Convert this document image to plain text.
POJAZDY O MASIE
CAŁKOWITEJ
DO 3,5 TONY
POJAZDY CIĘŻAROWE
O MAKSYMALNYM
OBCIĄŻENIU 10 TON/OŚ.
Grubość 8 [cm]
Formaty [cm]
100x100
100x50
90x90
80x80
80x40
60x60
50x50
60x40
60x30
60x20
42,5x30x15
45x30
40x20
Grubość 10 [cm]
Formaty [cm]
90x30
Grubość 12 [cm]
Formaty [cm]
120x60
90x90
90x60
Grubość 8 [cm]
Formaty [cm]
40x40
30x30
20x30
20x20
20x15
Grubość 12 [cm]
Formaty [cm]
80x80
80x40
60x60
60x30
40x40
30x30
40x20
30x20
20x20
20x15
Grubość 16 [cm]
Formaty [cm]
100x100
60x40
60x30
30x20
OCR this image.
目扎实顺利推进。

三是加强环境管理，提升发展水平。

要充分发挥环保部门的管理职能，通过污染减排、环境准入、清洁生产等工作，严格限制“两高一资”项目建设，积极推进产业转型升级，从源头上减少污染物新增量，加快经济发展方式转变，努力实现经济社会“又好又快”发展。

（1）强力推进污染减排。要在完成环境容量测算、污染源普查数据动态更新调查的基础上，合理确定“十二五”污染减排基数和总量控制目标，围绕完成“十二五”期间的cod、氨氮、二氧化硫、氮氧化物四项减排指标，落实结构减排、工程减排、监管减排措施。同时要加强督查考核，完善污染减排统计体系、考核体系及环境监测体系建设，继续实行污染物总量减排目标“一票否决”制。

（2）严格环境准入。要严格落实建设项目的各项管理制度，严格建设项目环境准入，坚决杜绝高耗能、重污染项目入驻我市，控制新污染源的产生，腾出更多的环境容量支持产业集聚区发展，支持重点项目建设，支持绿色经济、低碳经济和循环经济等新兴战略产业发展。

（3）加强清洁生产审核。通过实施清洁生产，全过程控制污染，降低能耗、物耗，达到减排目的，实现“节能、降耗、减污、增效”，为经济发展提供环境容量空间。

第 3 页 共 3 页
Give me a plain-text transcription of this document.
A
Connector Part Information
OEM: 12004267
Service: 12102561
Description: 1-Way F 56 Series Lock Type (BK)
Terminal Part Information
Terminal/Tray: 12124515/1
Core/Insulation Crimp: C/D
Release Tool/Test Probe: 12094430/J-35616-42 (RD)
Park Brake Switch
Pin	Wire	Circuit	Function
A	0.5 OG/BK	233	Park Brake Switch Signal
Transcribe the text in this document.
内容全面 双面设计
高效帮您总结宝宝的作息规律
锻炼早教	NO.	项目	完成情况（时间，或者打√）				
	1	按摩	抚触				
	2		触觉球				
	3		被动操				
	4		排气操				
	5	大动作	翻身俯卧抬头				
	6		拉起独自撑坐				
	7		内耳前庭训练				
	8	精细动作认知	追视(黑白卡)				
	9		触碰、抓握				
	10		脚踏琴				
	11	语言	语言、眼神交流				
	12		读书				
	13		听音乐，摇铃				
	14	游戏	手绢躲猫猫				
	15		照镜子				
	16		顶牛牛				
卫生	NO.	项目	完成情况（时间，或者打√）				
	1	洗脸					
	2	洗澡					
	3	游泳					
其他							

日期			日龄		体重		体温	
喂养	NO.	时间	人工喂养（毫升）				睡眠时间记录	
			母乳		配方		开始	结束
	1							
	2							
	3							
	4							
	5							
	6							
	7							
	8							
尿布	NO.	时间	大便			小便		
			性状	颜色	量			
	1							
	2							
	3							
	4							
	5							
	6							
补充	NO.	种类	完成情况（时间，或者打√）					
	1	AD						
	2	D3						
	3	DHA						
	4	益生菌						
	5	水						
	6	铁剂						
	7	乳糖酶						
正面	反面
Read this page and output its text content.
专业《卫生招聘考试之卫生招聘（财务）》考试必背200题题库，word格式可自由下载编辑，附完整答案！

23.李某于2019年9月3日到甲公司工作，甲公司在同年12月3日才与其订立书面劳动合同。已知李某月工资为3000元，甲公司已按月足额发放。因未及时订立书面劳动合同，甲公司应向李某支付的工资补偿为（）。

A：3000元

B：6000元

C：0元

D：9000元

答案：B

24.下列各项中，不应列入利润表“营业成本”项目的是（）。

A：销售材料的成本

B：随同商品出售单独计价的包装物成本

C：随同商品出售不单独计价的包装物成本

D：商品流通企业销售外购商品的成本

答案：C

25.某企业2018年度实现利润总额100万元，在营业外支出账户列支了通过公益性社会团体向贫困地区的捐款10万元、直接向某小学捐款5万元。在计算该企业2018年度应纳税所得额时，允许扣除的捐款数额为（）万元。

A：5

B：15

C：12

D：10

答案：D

========================================

SHORT PROBLEM:
Extract every line above exactly as it stands.

RESPONSE:
Convert this document image to plain text.
POJAZDY O MASIE
CAŁKOWITEJ
DO 3,5 TONY
POJAZDY CIĘŻAROWE
O MAKSYMALNYM
OBCIĄŻENIU 10 TON/OŚ.
Grubość 8 [cm]
Formaty [cm]
100x100
100x50
90x90
80x80
80x40
60x60
50x50
60x40
60x30
60x20
42,5x30x15
45x30
40x20
Grubość 10 [cm]
Formaty [cm]
90x30
Grubość 12 [cm]
Formaty [cm]
120x60
90x90
90x60
Grubość 8 [cm]
Formaty [cm]
40x40
30x30
20x30
20x20
20x15
Grubość 12 [cm]
Formaty [cm]
80x80
80x40
60x60
60x30
40x40
30x30
40x20
30x20
20x20
20x15
Grubość 16 [cm]
Formaty [cm]
100x100
60x40
60x30
30x20
OCR this image.
目扎实顺利推进。

三是加强环境管理，提升发展水平。

要充分发挥环保部门的管理职能，通过污染减排、环境准入、清洁生产等工作，严格限制“两高一资”项目建设，积极推进产业转型升级，从源头上减少污染物新增量，加快经济发展方式转变，努力实现经济社会“又好又快”发展。

（1）强力推进污染减排。要在完成环境容量测算、污染源普查数据动态更新调查的基础上，合理确定“十二五”污染减排基数和总量控制目标，围绕完成“十二五”期间的cod、氨氮、二氧化硫、氮氧化物四项减排指标，落实结构减排、工程减排、监管减排措施。同时要加强督查考核，完善污染减排统计体系、考核体系及环境监测体系建设，继续实行污染物总量减排目标“一票否决”制。

（2）严格环境准入。要严格落实建设项目的各项管理制度，严格建设项目环境准入，坚决杜绝高耗能、重污染项目入驻我市，控制新污染源的产生，腾出更多的环境容量支持产业集聚区发展，支持重点项目建设，支持绿色经济、低碳经济和循环经济等新兴战略产业发展。

（3）加强清洁生产审核。通过实施清洁生产，全过程控制污染，降低能耗、物耗，达到减排目的，实现“节能、降耗、减污、增效”，为经济发展提供环境容量空间。

第 3 页 共 3 页
Give me a plain-text transcription of this document.
A
Connector Part Information
OEM: 12004267
Service: 12102561
Description: 1-Way F 56 Series Lock Type (BK)
Terminal Part Information
Terminal/Tray: 12124515/1
Core/Insulation Crimp: C/D
Release Tool/Test Probe: 12094430/J-35616-42 (RD)
Park Brake Switch
Pin	Wire	Circuit	Function
A	0.5 OG/BK	233	Park Brake Switch Signal
Transcribe the text in this document.
内容全面 双面设计
高效帮您总结宝宝的作息规律
锻炼早教	NO.	项目	完成情况（时间，或者打√）				
	1	按摩	抚触				
	2		触觉球				
	3		被动操				
	4		排气操				
	5	大动作	翻身俯卧抬头				
	6		拉起独自撑坐				
	7		内耳前庭训练				
	8	精细动作认知	追视(黑白卡)				
	9		触碰、抓握				
	10		脚踏琴				
	11	语言	语言、眼神交流				
	12		读书				
	13		听音乐，摇铃				
	14	游戏	手绢躲猫猫				
	15		照镜子				
	16		顶牛牛				
卫生	NO.	项目	完成情况（时间，或者打√）				
	1	洗脸					
	2	洗澡					
	3	游泳					
其他							

日期			日龄		体重		体温	
喂养	NO.	时间	人工喂养（毫升）				睡眠时间记录	
			母乳		配方		开始	结束
	1							
	2							
	3							
	4							
	5							
	6							
	7							
	8							
尿布	NO.	时间	大便			小便		
			性状	颜色	量			
	1							
	2							
	3							
	4							
	5							
	6							
补充	NO.	种类	完成情况（时间，或者打√）					
	1	AD						
	2	D3						
	3	DHA						
	4	益生菌						
	5	水						
	6	铁剂						
	7	乳糖酶						
正面	反面
Read this page and output its text content.
专业《卫生招聘考试之卫生招聘（财务）》考试必背200题题库，word格式可自由下载编辑，附完整答案！

23.李某于2019年9月3日到甲公司工作，甲公司在同年12月3日才与其订立书面劳动合同。已知李某月工资为3000元，甲公司已按月足额发放。因未及时订立书面劳动合同，甲公司应向李某支付的工资补偿为（）。

A：3000元

B：6000元

C：0元

D：9000元

答案：B

24.下列各项中，不应列入利润表“营业成本”项目的是（）。

A：销售材料的成本

B：随同商品出售单独计价的包装物成本

C：随同商品出售不单独计价的包装物成本

D：商品流通企业销售外购商品的成本

答案：C

25.某企业2018年度实现利润总额100万元，在营业外支出账户列支了通过公益性社会团体向贫困地区的捐款10万元、直接向某小学捐款5万元。在计算该企业2018年度应纳税所得额时，允许扣除的捐款数额为（）万元。

A：5

B：15

C：12

D：10

答案：D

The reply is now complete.